[start of Extracted records]

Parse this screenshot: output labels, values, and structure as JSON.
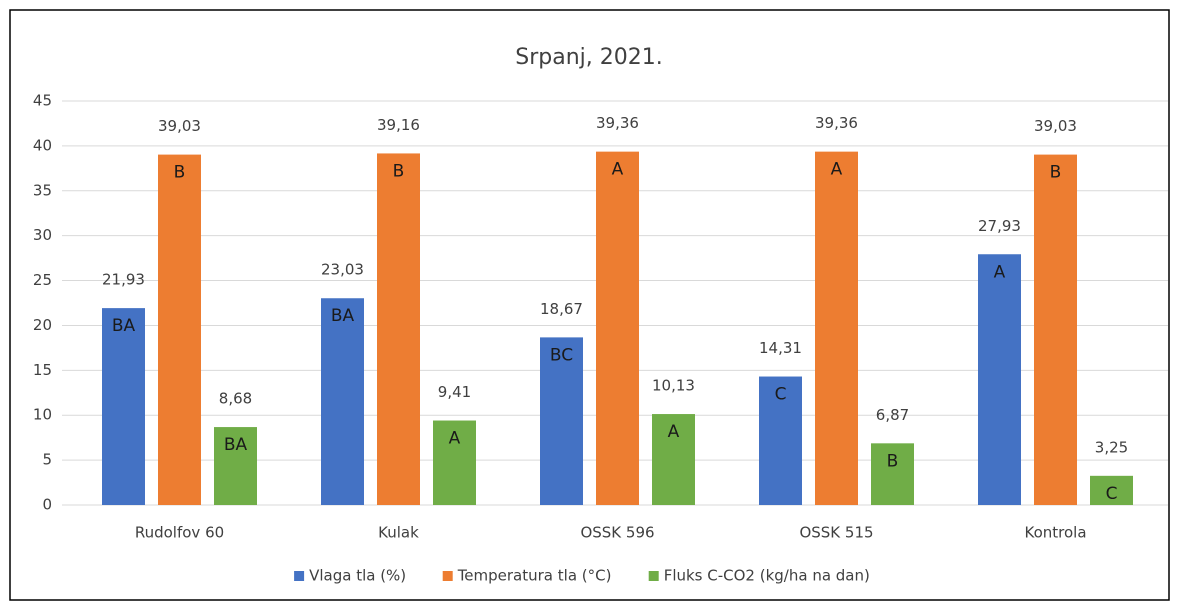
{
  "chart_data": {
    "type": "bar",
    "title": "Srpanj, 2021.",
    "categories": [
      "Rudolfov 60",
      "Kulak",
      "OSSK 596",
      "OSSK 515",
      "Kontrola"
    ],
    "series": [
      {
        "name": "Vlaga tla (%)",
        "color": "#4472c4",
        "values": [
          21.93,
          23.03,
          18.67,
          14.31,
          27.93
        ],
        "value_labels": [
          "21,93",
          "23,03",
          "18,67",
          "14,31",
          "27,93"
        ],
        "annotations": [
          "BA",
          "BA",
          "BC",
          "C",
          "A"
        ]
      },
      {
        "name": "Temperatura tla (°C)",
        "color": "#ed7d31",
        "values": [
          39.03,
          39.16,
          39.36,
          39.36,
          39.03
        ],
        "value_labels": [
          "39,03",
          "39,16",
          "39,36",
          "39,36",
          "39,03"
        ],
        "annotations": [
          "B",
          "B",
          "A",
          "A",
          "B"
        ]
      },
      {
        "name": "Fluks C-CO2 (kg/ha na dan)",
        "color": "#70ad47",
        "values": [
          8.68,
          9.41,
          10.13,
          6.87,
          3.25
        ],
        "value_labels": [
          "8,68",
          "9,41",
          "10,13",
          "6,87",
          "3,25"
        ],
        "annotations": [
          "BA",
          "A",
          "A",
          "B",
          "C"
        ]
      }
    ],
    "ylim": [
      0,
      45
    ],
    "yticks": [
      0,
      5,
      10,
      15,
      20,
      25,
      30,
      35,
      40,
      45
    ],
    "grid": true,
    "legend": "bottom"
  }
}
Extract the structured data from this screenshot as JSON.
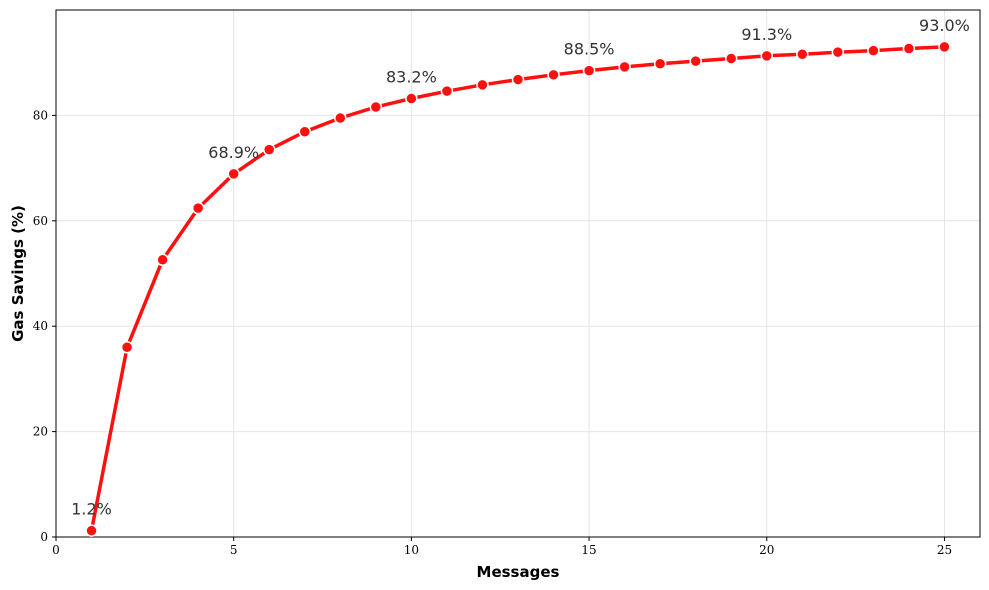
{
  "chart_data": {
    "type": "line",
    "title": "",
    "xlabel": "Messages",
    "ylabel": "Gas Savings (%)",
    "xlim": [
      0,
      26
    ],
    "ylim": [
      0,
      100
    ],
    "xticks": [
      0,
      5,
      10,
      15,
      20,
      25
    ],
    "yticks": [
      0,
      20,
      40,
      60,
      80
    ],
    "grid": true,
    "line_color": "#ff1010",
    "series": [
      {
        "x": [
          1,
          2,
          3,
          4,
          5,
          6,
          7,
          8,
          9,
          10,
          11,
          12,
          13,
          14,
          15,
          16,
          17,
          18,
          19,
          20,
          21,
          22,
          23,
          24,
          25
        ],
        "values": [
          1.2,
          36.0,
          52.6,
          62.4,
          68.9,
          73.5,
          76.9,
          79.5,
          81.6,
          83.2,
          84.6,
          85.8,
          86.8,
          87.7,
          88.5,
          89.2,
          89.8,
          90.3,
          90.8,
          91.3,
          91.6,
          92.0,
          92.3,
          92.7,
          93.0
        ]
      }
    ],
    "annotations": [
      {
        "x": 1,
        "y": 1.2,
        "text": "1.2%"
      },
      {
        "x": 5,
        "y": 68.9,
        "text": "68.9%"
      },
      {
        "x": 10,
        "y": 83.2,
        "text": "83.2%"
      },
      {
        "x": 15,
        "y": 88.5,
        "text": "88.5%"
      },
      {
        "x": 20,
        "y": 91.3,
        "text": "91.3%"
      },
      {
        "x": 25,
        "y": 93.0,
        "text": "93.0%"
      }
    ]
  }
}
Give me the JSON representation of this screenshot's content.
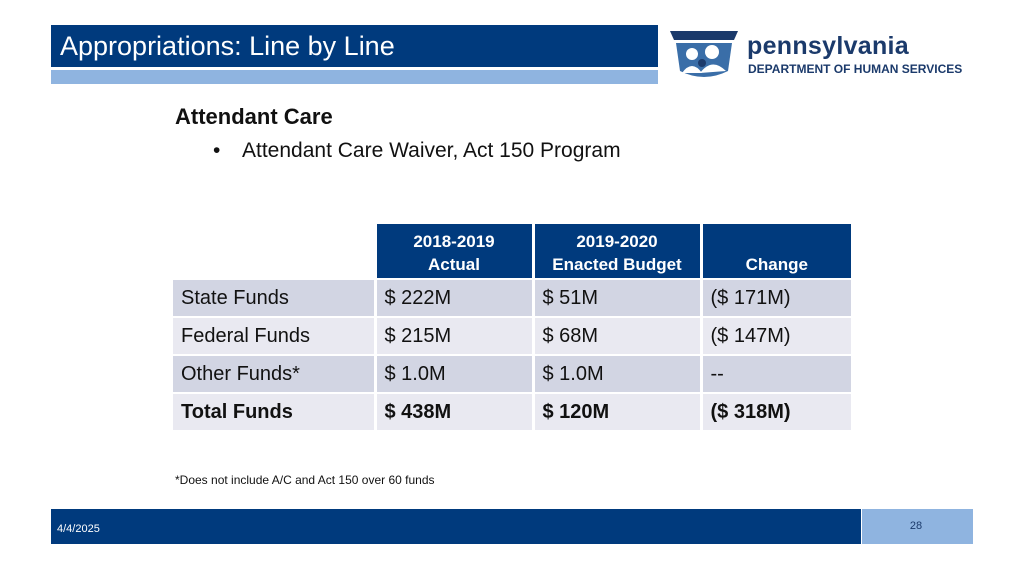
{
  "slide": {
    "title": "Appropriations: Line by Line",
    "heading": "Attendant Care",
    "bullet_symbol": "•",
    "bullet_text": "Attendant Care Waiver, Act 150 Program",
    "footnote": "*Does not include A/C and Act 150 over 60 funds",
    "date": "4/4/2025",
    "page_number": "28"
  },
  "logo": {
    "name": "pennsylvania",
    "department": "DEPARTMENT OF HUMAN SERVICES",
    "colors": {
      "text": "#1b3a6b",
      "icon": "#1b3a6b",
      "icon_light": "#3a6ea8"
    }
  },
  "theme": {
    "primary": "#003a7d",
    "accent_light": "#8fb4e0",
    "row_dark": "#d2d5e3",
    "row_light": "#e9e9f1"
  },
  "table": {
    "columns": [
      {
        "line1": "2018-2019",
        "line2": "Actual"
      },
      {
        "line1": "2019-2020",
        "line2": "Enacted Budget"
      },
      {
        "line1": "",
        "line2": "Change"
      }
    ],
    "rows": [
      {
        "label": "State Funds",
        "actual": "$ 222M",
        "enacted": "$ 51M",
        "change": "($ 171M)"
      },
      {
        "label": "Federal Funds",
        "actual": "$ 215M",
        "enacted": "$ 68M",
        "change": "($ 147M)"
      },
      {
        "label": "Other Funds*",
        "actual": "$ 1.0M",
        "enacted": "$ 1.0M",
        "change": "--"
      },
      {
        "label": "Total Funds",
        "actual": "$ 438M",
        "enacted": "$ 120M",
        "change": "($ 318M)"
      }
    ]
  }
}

[end of Extracted records]

Aim of the exercise: Images must not appear in the copy; reproduce everything else in the records verbatim.

Answer to this exercise:
Parse this screenshot: output labels, values, and structure as JSON.
{
  "chart_data": {
    "type": "bar",
    "title": "Srpanj, 2021.",
    "categories": [
      "Rudolfov 60",
      "Kulak",
      "OSSK 596",
      "OSSK 515",
      "Kontrola"
    ],
    "series": [
      {
        "name": "Vlaga tla (%)",
        "color": "#4472c4",
        "values": [
          21.93,
          23.03,
          18.67,
          14.31,
          27.93
        ],
        "value_labels": [
          "21,93",
          "23,03",
          "18,67",
          "14,31",
          "27,93"
        ],
        "annotations": [
          "BA",
          "BA",
          "BC",
          "C",
          "A"
        ]
      },
      {
        "name": "Temperatura tla (°C)",
        "color": "#ed7d31",
        "values": [
          39.03,
          39.16,
          39.36,
          39.36,
          39.03
        ],
        "value_labels": [
          "39,03",
          "39,16",
          "39,36",
          "39,36",
          "39,03"
        ],
        "annotations": [
          "B",
          "B",
          "A",
          "A",
          "B"
        ]
      },
      {
        "name": "Fluks C-CO2 (kg/ha na dan)",
        "color": "#70ad47",
        "values": [
          8.68,
          9.41,
          10.13,
          6.87,
          3.25
        ],
        "value_labels": [
          "8,68",
          "9,41",
          "10,13",
          "6,87",
          "3,25"
        ],
        "annotations": [
          "BA",
          "A",
          "A",
          "B",
          "C"
        ]
      }
    ],
    "ylim": [
      0,
      45
    ],
    "yticks": [
      0,
      5,
      10,
      15,
      20,
      25,
      30,
      35,
      40,
      45
    ],
    "grid": true,
    "legend": "bottom"
  }
}
Extract the structured data from this screenshot as JSON.
{
  "chart_data": {
    "type": "line",
    "title": "",
    "xlabel": "Messages",
    "ylabel": "Gas Savings (%)",
    "xlim": [
      0,
      26
    ],
    "ylim": [
      0,
      100
    ],
    "xticks": [
      0,
      5,
      10,
      15,
      20,
      25
    ],
    "yticks": [
      0,
      20,
      40,
      60,
      80
    ],
    "grid": true,
    "line_color": "#ff1010",
    "series": [
      {
        "x": [
          1,
          2,
          3,
          4,
          5,
          6,
          7,
          8,
          9,
          10,
          11,
          12,
          13,
          14,
          15,
          16,
          17,
          18,
          19,
          20,
          21,
          22,
          23,
          24,
          25
        ],
        "values": [
          1.2,
          36.0,
          52.6,
          62.4,
          68.9,
          73.5,
          76.9,
          79.5,
          81.6,
          83.2,
          84.6,
          85.8,
          86.8,
          87.7,
          88.5,
          89.2,
          89.8,
          90.3,
          90.8,
          91.3,
          91.6,
          92.0,
          92.3,
          92.7,
          93.0
        ]
      }
    ],
    "annotations": [
      {
        "x": 1,
        "y": 1.2,
        "text": "1.2%"
      },
      {
        "x": 5,
        "y": 68.9,
        "text": "68.9%"
      },
      {
        "x": 10,
        "y": 83.2,
        "text": "83.2%"
      },
      {
        "x": 15,
        "y": 88.5,
        "text": "88.5%"
      },
      {
        "x": 20,
        "y": 91.3,
        "text": "91.3%"
      },
      {
        "x": 25,
        "y": 93.0,
        "text": "93.0%"
      }
    ]
  }
}
Give me the JSON representation of this screenshot's content.
{
  "slide": {
    "title": "Appropriations: Line by Line",
    "heading": "Attendant Care",
    "bullet_symbol": "•",
    "bullet_text": "Attendant Care Waiver, Act 150 Program",
    "footnote": "*Does not include A/C and Act 150 over 60 funds",
    "date": "4/4/2025",
    "page_number": "28"
  },
  "logo": {
    "name": "pennsylvania",
    "department": "DEPARTMENT OF HUMAN SERVICES",
    "colors": {
      "text": "#1b3a6b",
      "icon": "#1b3a6b",
      "icon_light": "#3a6ea8"
    }
  },
  "theme": {
    "primary": "#003a7d",
    "accent_light": "#8fb4e0",
    "row_dark": "#d2d5e3",
    "row_light": "#e9e9f1"
  },
  "table": {
    "columns": [
      {
        "line1": "2018-2019",
        "line2": "Actual"
      },
      {
        "line1": "2019-2020",
        "line2": "Enacted Budget"
      },
      {
        "line1": "",
        "line2": "Change"
      }
    ],
    "rows": [
      {
        "label": "State Funds",
        "actual": "$ 222M",
        "enacted": "$ 51M",
        "change": "($ 171M)"
      },
      {
        "label": "Federal Funds",
        "actual": "$ 215M",
        "enacted": "$ 68M",
        "change": "($ 147M)"
      },
      {
        "label": "Other Funds*",
        "actual": "$ 1.0M",
        "enacted": "$ 1.0M",
        "change": "--"
      },
      {
        "label": "Total Funds",
        "actual": "$ 438M",
        "enacted": "$ 120M",
        "change": "($ 318M)"
      }
    ]
  }
}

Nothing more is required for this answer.